* begin Data provided *

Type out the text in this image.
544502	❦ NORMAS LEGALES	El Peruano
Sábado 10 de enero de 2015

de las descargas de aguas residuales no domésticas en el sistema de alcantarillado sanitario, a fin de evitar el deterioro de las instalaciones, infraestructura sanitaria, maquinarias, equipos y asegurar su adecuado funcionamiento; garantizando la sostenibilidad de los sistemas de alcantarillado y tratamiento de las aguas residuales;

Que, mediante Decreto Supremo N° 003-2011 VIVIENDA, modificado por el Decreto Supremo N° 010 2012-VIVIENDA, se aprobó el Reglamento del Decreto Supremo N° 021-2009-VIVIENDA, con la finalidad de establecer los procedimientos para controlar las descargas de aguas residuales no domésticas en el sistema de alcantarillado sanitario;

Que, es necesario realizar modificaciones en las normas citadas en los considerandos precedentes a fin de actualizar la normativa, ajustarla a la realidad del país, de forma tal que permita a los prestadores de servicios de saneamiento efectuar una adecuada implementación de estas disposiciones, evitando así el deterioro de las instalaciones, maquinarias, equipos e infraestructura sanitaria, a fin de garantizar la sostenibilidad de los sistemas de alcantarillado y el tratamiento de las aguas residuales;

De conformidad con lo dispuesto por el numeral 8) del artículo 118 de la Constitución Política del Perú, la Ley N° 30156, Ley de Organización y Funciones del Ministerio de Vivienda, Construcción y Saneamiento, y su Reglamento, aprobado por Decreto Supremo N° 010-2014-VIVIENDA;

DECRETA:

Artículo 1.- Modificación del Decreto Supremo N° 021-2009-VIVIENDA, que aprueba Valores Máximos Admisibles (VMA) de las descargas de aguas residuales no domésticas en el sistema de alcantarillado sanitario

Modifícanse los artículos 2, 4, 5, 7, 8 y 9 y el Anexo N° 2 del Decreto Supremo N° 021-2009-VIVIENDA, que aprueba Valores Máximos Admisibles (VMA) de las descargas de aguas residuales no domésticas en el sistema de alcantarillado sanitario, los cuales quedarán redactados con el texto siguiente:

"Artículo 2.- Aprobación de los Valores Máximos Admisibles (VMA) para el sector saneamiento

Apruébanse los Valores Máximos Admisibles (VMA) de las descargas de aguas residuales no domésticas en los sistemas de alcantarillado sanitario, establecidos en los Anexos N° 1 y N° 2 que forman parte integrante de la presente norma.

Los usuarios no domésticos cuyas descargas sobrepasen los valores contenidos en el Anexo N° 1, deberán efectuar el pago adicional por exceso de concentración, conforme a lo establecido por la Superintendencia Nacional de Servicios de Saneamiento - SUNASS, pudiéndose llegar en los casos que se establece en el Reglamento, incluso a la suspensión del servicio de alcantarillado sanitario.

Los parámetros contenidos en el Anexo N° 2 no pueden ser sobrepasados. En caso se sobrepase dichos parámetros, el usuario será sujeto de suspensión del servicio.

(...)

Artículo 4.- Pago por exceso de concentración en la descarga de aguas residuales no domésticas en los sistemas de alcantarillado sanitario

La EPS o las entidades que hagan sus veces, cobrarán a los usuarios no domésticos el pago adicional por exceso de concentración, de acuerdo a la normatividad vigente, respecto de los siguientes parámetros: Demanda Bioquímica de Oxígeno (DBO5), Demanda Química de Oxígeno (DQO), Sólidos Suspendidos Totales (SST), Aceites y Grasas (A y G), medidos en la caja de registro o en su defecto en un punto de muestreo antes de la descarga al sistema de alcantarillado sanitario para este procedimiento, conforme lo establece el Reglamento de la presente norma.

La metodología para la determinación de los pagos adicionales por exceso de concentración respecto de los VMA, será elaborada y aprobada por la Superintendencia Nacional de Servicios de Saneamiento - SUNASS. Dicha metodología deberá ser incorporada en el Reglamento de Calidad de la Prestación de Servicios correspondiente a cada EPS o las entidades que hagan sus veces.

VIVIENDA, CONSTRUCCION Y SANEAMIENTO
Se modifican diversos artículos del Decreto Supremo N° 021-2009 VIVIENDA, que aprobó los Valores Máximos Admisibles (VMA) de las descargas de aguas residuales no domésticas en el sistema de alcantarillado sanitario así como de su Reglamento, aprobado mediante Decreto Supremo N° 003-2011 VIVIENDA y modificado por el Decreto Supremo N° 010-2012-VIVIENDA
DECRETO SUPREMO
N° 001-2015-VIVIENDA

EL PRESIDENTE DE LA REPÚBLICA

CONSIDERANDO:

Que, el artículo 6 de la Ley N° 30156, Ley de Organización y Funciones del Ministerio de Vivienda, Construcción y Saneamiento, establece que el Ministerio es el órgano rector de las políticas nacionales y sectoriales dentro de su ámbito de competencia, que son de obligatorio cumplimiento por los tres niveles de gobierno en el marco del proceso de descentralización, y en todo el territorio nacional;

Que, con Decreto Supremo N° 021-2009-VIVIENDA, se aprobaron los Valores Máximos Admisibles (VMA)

* end Data provided *

Job » All of the data above should be transcribed exactly.

Task response »
Type out the text in this image.
544502	❦ NORMAS LEGALES	El Peruano
Sábado 10 de enero de 2015

de las descargas de aguas residuales no domésticas en el sistema de alcantarillado sanitario, a fin de evitar el deterioro de las instalaciones, infraestructura sanitaria, maquinarias, equipos y asegurar su adecuado funcionamiento; garantizando la sostenibilidad de los sistemas de alcantarillado y tratamiento de las aguas residuales;

Que, mediante Decreto Supremo N° 003-2011 VIVIENDA, modificado por el Decreto Supremo N° 010 2012-VIVIENDA, se aprobó el Reglamento del Decreto Supremo N° 021-2009-VIVIENDA, con la finalidad de establecer los procedimientos para controlar las descargas de aguas residuales no domésticas en el sistema de alcantarillado sanitario;

Que, es necesario realizar modificaciones en las normas citadas en los considerandos precedentes a fin de actualizar la normativa, ajustarla a la realidad del país, de forma tal que permita a los prestadores de servicios de saneamiento efectuar una adecuada implementación de estas disposiciones, evitando así el deterioro de las instalaciones, maquinarias, equipos e infraestructura sanitaria, a fin de garantizar la sostenibilidad de los sistemas de alcantarillado y el tratamiento de las aguas residuales;

De conformidad con lo dispuesto por el numeral 8) del artículo 118 de la Constitución Política del Perú, la Ley N° 30156, Ley de Organización y Funciones del Ministerio de Vivienda, Construcción y Saneamiento, y su Reglamento, aprobado por Decreto Supremo N° 010-2014-VIVIENDA;

DECRETA:

Artículo 1.- Modificación del Decreto Supremo N° 021-2009-VIVIENDA, que aprueba Valores Máximos Admisibles (VMA) de las descargas de aguas residuales no domésticas en el sistema de alcantarillado sanitario

Modifícanse los artículos 2, 4, 5, 7, 8 y 9 y el Anexo N° 2 del Decreto Supremo N° 021-2009-VIVIENDA, que aprueba Valores Máximos Admisibles (VMA) de las descargas de aguas residuales no domésticas en el sistema de alcantarillado sanitario, los cuales quedarán redactados con el texto siguiente:

"Artículo 2.- Aprobación de los Valores Máximos Admisibles (VMA) para el sector saneamiento

Apruébanse los Valores Máximos Admisibles (VMA) de las descargas de aguas residuales no domésticas en los sistemas de alcantarillado sanitario, establecidos en los Anexos N° 1 y N° 2 que forman parte integrante de la presente norma.

Los usuarios no domésticos cuyas descargas sobrepasen los valores contenidos en el Anexo N° 1, deberán efectuar el pago adicional por exceso de concentración, conforme a lo establecido por la Superintendencia Nacional de Servicios de Saneamiento - SUNASS, pudiéndose llegar en los casos que se establece en el Reglamento, incluso a la suspensión del servicio de alcantarillado sanitario.

Los parámetros contenidos en el Anexo N° 2 no pueden ser sobrepasados. En caso se sobrepase dichos parámetros, el usuario será sujeto de suspensión del servicio.

(...)

Artículo 4.- Pago por exceso de concentración en la descarga de aguas residuales no domésticas en los sistemas de alcantarillado sanitario

La EPS o las entidades que hagan sus veces, cobrarán a los usuarios no domésticos el pago adicional por exceso de concentración, de acuerdo a la normatividad vigente, respecto de los siguientes parámetros: Demanda Bioquímica de Oxígeno (DBO5), Demanda Química de Oxígeno (DQO), Sólidos Suspendidos Totales (SST), Aceites y Grasas (A y G), medidos en la caja de registro o en su defecto en un punto de muestreo antes de la descarga al sistema de alcantarillado sanitario para este procedimiento, conforme lo establece el Reglamento de la presente norma.

La metodología para la determinación de los pagos adicionales por exceso de concentración respecto de los VMA, será elaborada y aprobada por la Superintendencia Nacional de Servicios de Saneamiento - SUNASS. Dicha metodología deberá ser incorporada en el Reglamento de Calidad de la Prestación de Servicios correspondiente a cada EPS o las entidades que hagan sus veces.

VIVIENDA, CONSTRUCCION Y SANEAMIENTO
Se modifican diversos artículos del Decreto Supremo N° 021-2009 VIVIENDA, que aprobó los Valores Máximos Admisibles (VMA) de las descargas de aguas residuales no domésticas en el sistema de alcantarillado sanitario así como de su Reglamento, aprobado mediante Decreto Supremo N° 003-2011 VIVIENDA y modificado por el Decreto Supremo N° 010-2012-VIVIENDA
DECRETO SUPREMO
N° 001-2015-VIVIENDA

EL PRESIDENTE DE LA REPÚBLICA

CONSIDERANDO:

Que, el artículo 6 de la Ley N° 30156, Ley de Organización y Funciones del Ministerio de Vivienda, Construcción y Saneamiento, establece que el Ministerio es el órgano rector de las políticas nacionales y sectoriales dentro de su ámbito de competencia, que son de obligatorio cumplimiento por los tres niveles de gobierno en el marco del proceso de descentralización, y en todo el territorio nacional;

Que, con Decreto Supremo N° 021-2009-VIVIENDA, se aprobaron los Valores Máximos Admisibles (VMA)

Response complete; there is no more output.